Task to complete
Note each line where "Amazon" appears, and copy it.
╔══
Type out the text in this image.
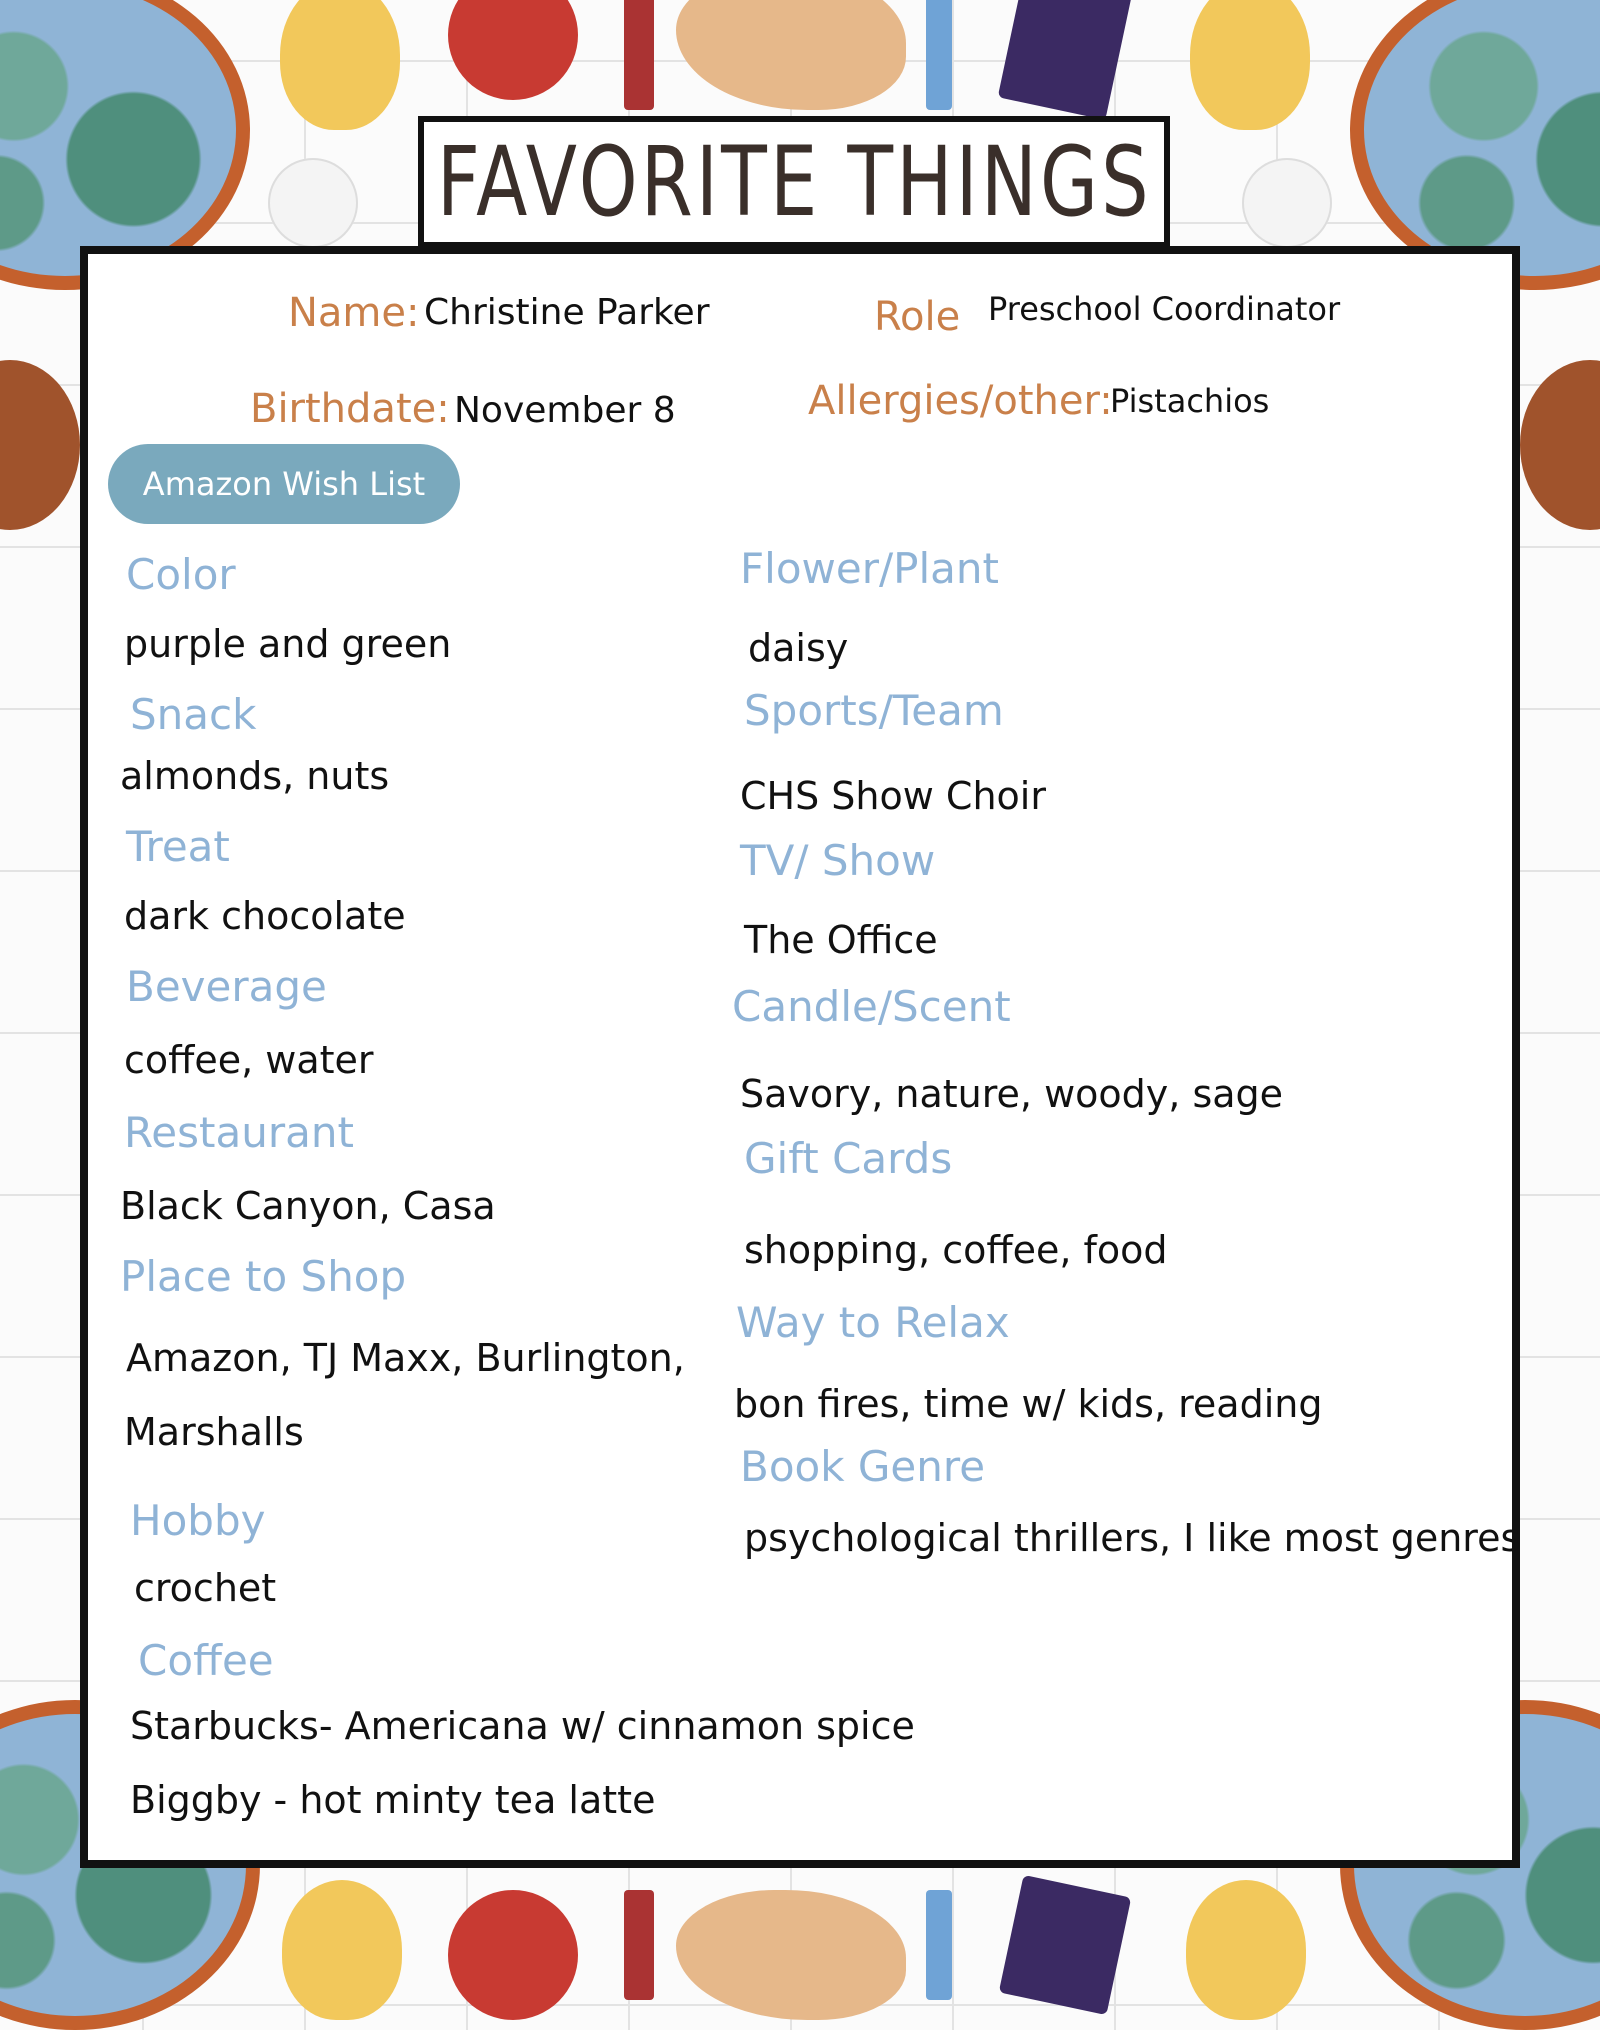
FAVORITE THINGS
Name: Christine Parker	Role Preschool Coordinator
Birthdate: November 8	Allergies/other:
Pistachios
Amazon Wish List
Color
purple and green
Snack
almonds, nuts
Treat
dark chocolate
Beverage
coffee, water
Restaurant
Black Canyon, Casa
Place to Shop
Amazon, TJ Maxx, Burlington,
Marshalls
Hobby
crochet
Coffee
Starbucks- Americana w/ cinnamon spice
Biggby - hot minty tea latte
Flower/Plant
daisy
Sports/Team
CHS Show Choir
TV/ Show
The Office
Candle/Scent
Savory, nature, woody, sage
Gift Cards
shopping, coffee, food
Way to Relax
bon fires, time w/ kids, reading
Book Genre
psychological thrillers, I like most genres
╚══
Result of the exercise
Amazon Wish List
Amazon, TJ Maxx, Burlington,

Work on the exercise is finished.